▶ _EXERCISE REQUIREMENTS_:
(1) In the health care opinion piece, what did the hospital and the doctor charge for the last child born in 1968?
(2) Decide whether each statement agrees with the health care opinion piece, answering yes or no and quoting the words that decide it: (a) For the doctor visit abroad, the writer paid more than the US insurance co-pay. (b) Social Security sends a check every month on time to millions of senior citizens. (c) The writer's family paid for medical care on an installment plan with the provider.
(3) Write a further paragraph that picks up the health care opinion piece after its final sentence.

▶ _PAGE EXCERPT_:
There was a time in this country where doctors and hospital provided good care at reasonable costs, back when I was a kid in the 1950s, even back when I was a young adult having my family in the late 1960s -- the last child born in 1968 cost $250 in hospital bill and $50 for the doctor -- and we paid on an installment plan with the provider, same as we did with the house and car and the clothes for the kids. Then the middleman industry sprang up, substantially increasing the costs of medical care because doctors then had to hire people to try and collect from the insurance compaies, and patients separated from the true costs of their medical care became more demaning of care they really didn't need, demand fuel by advertisements by pill-makers.

While we're re-structuring, getting back to basics in every other aspect of our economy, let's restructure our health care system into something every red-white-blue American can be proud of. It's time to look back to the time when doctors were doctors and not a profit center in a maga health care corporation, a time when there were no middlemen insurance companies and not every clinic believed it should be a full-service hospital, when people who needed care paid to the best of their ability and doctors wrote the rest off to charity (and still had the best house and best car in town).

I'm not afraid of "socialized" medicine. I have traveled to other countries who have universal health care, and I have recieved very fast, very competent, very reasonable unreimbursed medical care. In a doctor visit in Beligum, which involved an EKG, blood work, and an hour of devoted time by the doctor, I paid the same amount as my US insurance co-pay for everything and everything was done in the doctor's office. I knew the results immediately. I was given a prescription that cost a fraction of the US cost for the same medication. Our own health care is not the best. It's just the most expensive and the most complicated. I has been brought to you by the same politicians who gave you the last Wall Street bubble. We can do better.

I'm not afraid of single payer. A single payer who fircely negotiates prices is what we need to control costs. Social Security delivers a check every month on time to millions of senior citizens; they pay "fair and reasonable" Medicare medical expense for those seniors on time as well. The Medicaid people are equally compentent as medical bill payers for the people too poor to afford health insurance. Both of them are much more efficient than any private health care insurance company I've ever been insured by. By combining Medicare, Medicaid, many VA funded services, and health care for everyone else under one universal health care "insurance" government agency we can make quality health care affordable for all. If we continue with the present multi-payer/multiple prices "free-enterprise" system and continue thinking of health care profits as the right of corporate America, we will never get there.

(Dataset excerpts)

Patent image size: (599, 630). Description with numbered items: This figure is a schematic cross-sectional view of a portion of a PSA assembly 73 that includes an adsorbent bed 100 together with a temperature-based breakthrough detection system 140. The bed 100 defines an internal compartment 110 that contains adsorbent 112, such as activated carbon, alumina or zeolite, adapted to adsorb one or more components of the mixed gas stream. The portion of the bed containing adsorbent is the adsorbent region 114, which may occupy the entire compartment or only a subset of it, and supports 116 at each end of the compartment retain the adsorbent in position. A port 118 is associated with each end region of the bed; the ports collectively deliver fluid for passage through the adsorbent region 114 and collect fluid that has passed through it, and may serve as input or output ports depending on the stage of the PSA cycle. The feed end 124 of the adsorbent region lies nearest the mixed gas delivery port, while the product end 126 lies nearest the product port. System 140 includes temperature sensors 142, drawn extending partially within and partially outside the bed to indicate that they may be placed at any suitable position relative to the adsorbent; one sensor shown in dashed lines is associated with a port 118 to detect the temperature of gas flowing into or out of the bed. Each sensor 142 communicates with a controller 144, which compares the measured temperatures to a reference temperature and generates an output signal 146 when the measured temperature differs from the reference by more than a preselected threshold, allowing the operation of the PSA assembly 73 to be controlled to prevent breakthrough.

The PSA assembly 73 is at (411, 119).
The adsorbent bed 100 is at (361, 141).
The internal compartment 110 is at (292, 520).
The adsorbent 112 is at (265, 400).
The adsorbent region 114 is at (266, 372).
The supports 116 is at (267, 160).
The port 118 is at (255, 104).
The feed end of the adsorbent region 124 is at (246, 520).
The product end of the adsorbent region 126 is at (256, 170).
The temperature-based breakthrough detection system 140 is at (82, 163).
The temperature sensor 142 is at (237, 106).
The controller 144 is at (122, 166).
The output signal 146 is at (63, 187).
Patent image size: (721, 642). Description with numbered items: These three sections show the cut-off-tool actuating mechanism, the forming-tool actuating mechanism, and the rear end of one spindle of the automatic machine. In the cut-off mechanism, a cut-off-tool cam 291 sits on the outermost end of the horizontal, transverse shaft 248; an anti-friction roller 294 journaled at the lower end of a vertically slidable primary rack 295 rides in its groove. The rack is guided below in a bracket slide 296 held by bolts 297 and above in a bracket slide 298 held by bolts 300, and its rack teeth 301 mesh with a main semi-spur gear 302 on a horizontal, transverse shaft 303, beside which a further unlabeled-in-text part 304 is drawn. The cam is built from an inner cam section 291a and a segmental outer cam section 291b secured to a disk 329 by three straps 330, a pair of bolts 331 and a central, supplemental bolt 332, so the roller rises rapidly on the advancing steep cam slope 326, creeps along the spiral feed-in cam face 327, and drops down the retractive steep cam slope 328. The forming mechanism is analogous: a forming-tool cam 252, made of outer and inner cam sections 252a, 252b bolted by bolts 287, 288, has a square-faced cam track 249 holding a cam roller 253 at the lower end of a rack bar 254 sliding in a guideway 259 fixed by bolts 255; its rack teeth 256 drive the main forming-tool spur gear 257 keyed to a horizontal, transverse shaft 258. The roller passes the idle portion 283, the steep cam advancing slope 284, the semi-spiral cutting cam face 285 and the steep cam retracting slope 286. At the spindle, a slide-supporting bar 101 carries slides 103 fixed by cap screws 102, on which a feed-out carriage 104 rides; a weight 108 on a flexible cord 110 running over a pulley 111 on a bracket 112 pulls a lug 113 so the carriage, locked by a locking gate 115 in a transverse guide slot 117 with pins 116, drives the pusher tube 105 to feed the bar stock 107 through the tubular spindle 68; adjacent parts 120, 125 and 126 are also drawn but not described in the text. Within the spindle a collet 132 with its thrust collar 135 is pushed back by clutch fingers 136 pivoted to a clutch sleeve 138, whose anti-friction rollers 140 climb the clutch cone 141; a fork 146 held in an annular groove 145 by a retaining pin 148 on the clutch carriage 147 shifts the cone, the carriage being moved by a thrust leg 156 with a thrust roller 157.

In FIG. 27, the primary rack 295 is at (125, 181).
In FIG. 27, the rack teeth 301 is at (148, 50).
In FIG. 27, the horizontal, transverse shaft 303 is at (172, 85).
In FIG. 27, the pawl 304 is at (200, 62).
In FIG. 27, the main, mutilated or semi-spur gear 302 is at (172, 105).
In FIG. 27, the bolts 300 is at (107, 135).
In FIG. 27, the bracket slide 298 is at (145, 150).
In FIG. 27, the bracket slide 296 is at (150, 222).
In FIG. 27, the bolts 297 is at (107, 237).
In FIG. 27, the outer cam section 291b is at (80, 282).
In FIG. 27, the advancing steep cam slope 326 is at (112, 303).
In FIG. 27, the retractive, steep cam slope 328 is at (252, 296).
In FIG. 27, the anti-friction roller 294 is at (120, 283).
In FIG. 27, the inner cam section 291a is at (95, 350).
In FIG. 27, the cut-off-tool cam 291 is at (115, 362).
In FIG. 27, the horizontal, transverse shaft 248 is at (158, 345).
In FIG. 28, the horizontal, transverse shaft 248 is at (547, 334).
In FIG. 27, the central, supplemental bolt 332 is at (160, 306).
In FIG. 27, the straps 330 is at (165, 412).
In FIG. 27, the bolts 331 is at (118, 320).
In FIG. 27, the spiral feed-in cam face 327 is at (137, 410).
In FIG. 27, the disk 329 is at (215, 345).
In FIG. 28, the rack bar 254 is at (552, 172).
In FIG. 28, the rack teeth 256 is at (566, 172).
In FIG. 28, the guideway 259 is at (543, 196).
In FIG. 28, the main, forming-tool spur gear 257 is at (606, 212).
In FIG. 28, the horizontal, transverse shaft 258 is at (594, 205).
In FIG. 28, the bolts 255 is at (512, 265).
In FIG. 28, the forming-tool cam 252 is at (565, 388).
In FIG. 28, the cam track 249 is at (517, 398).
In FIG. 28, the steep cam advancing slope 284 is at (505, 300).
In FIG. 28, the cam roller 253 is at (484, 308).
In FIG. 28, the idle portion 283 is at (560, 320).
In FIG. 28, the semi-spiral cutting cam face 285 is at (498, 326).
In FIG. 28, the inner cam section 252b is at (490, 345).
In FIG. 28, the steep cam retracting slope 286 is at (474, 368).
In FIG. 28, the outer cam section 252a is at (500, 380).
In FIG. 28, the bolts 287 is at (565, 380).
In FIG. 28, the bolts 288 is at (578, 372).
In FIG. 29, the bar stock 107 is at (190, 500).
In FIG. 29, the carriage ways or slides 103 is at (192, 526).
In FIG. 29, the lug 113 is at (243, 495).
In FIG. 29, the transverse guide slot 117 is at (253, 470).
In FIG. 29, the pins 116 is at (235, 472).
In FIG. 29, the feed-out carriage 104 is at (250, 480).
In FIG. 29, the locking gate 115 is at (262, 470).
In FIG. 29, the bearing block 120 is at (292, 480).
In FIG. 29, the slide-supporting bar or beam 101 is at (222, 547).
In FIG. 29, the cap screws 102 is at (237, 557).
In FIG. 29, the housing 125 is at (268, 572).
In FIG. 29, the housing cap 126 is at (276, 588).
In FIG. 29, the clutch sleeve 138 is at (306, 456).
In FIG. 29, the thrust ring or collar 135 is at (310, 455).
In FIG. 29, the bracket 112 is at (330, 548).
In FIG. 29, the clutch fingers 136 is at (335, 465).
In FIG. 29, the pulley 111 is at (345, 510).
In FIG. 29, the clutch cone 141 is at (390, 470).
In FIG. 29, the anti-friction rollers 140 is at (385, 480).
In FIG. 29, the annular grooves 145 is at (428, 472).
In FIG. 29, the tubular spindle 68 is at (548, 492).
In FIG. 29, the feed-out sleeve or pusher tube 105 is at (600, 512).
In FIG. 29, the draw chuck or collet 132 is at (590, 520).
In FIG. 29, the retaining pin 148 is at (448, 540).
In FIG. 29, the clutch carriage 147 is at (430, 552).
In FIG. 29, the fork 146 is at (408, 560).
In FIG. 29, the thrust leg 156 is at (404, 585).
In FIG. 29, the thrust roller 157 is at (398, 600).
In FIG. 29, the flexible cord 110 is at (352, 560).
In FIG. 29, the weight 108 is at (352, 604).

▶ _ANSWER LIST_:
(1) The hospital bill was $250 and the doctor charged $50.

(2)
(a) No: "I paid the same amount as my US insurance co-pay for everything"
(b) Yes: "Social Security delivers a check every month on time to millions of senior citizens"
(c) Yes: "we paid on an installment plan with the provider"

(3)
Quality medical care should be the right of all, just as quality police protection, fire protection, and other health related services are in our society. We don't have to ask how much when we call the police to come save us from someone breaking into our home; we don't have to ask how much when we call the fire department to come put out a fire in our home; we shouldn't have to ask how much when we need medical care to save our life. If medical providers and health care insuerers are reduced to earning no more than policemen and firemen to make that happen, it's a price I'm willing to pay!

Lastly, I don't believe a word of the scare tactics in paid advertisment by hospital corporations and medical insurance companies. I believe that if you cut out middlemen insurance companies and regulate provider and drug manaufacturer pricing, you can have both good and reasonably priced medical care for all, just as the other countries who have taken this approach have accomplished. If you believe the same, tell every one of those Republican congressmen and senators pontificating on the subject to either pass univeral health care or give up their own free taxpayer healtcare. And, while you're telling politicians what you want them to do with your money, tell Obama how to go about it.